(Stored records)
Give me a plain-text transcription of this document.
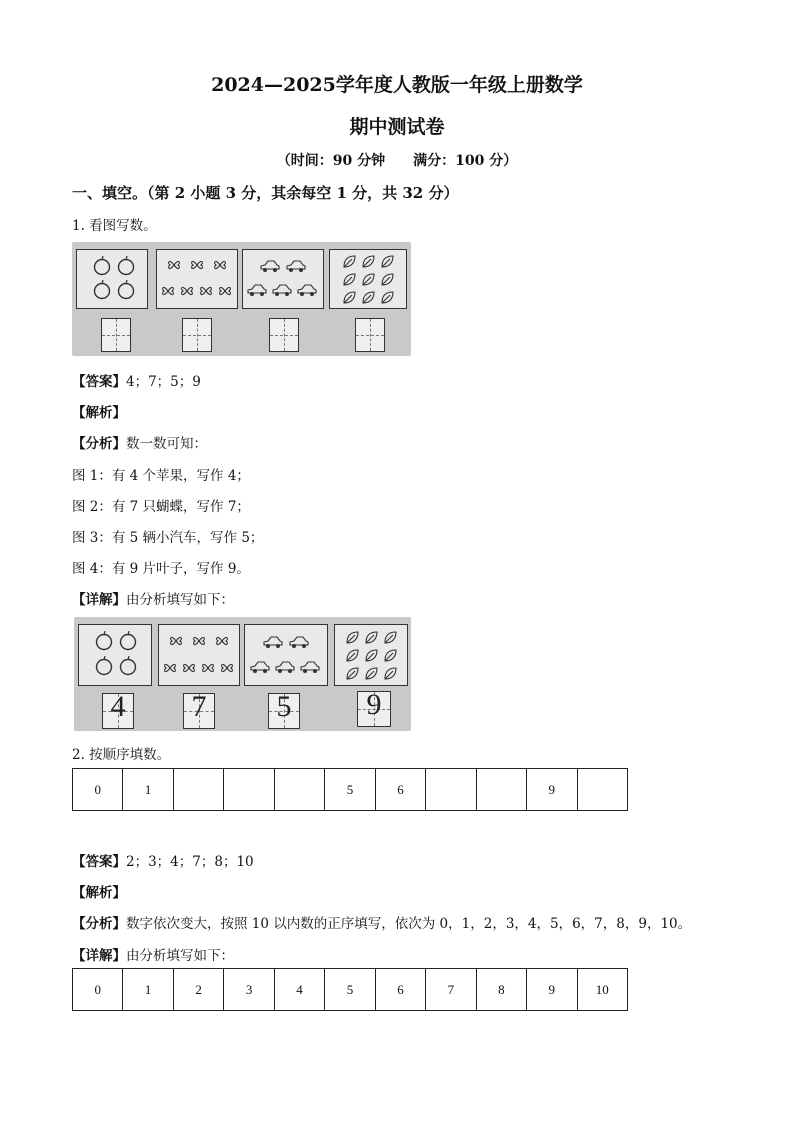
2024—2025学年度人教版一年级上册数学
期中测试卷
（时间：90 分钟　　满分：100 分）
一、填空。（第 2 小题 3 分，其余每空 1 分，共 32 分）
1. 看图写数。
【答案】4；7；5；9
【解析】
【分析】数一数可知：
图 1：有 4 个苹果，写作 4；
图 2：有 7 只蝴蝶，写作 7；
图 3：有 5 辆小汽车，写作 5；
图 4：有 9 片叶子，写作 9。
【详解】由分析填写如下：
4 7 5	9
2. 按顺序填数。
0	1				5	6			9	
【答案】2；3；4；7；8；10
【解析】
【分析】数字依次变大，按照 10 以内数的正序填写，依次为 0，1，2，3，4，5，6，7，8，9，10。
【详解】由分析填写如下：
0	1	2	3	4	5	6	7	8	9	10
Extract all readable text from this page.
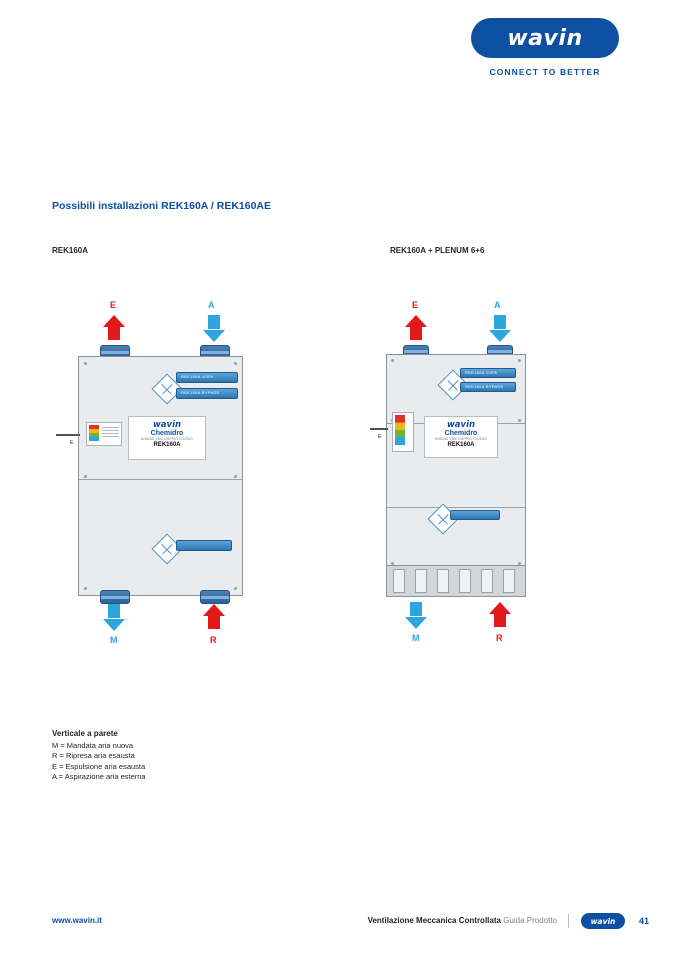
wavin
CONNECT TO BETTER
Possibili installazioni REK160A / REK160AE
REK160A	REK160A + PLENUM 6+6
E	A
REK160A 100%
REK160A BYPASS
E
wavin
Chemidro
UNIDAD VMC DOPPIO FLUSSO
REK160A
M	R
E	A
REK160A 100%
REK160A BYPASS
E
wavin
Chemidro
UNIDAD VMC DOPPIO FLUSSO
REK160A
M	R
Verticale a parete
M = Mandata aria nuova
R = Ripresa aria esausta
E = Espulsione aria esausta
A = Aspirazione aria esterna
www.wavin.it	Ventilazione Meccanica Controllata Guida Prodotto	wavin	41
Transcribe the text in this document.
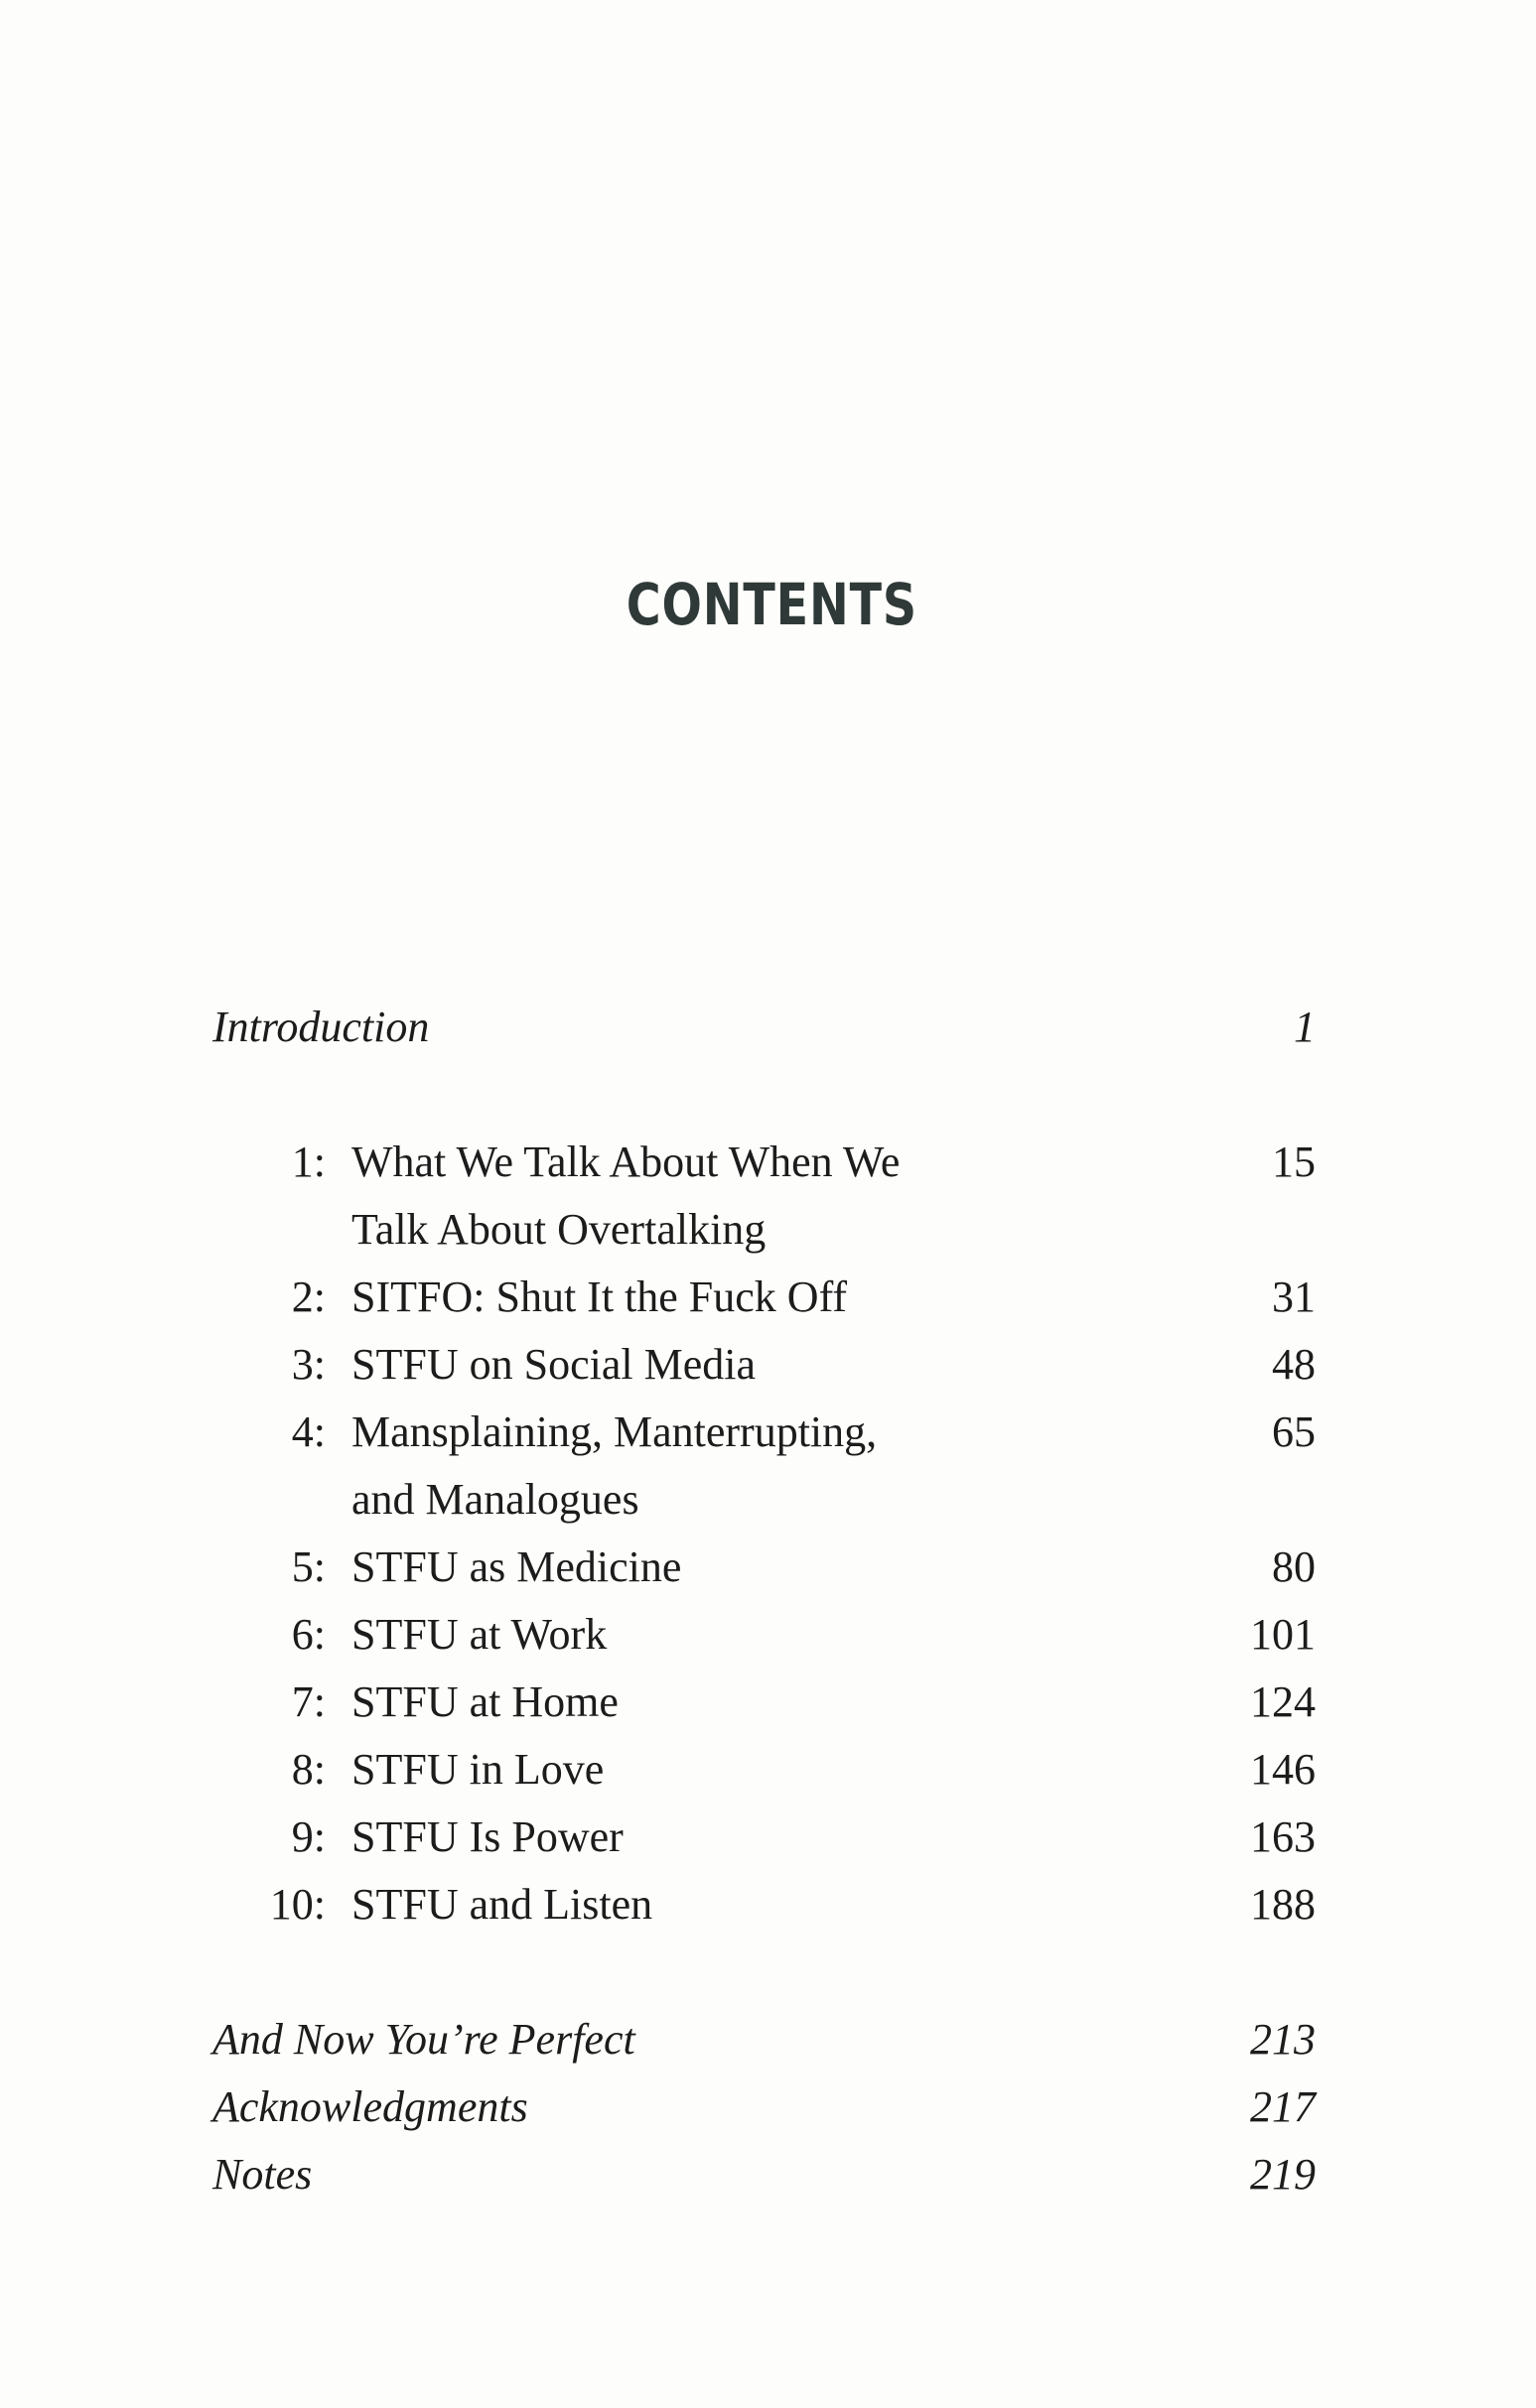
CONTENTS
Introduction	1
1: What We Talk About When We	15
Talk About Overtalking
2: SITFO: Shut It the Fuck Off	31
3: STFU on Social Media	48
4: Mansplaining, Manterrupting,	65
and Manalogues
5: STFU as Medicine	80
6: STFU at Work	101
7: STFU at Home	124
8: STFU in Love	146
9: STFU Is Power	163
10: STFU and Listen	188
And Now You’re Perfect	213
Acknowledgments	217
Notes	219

■ STATED TASK ■
Reproduce the data above in full, exactly as it is, with the pictures left out.

■ EXERCISE ANSWER ■
Give me a plain-text transcription of this document.
2024—2025学年度人教版一年级上册数学
期中测试卷
（时间：90 分钟　　满分：100 分）
一、填空。（第 2 小题 3 分，其余每空 1 分，共 32 分）
1. 看图写数。
【答案】4；7；5；9
【解析】
【分析】数一数可知：
图 1：有 4 个苹果，写作 4；
图 2：有 7 只蝴蝶，写作 7；
图 3：有 5 辆小汽车，写作 5；
图 4：有 9 片叶子，写作 9。
【详解】由分析填写如下：
4 7 5	9
2. 按顺序填数。
0	1				5	6			9	
【答案】2；3；4；7；8；10
【解析】
【分析】数字依次变大，按照 10 以内数的正序填写，依次为 0，1，2，3，4，5，6，7，8，9，10。
【详解】由分析填写如下：
0	1	2	3	4	5	6	7	8	9	10
Extract all readable text from this page.
wavin
CONNECT TO BETTER
Possibili installazioni REK160A / REK160AE
REK160A	REK160A + PLENUM 6+6
E	A
REK160A 100%
REK160A BYPASS
E
wavin
Chemidro
UNIDAD VMC DOPPIO FLUSSO
REK160A
M	R
E	A
REK160A 100%
REK160A BYPASS
E
wavin
Chemidro
UNIDAD VMC DOPPIO FLUSSO
REK160A
M	R
Verticale a parete
M = Mandata aria nuova
R = Ripresa aria esausta
E = Espulsione aria esausta
A = Aspirazione aria esterna
www.wavin.it	Ventilazione Meccanica Controllata Guida Prodotto	wavin	41
Transcribe the text in this document.
CONTENTS
Introduction	1
1: What We Talk About When We	15
Talk About Overtalking
2: SITFO: Shut It the Fuck Off	31
3: STFU on Social Media	48
4: Mansplaining, Manterrupting,	65
and Manalogues
5: STFU as Medicine	80
6: STFU at Work	101
7: STFU at Home	124
8: STFU in Love	146
9: STFU Is Power	163
10: STFU and Listen	188
And Now You’re Perfect	213
Acknowledgments	217
Notes	219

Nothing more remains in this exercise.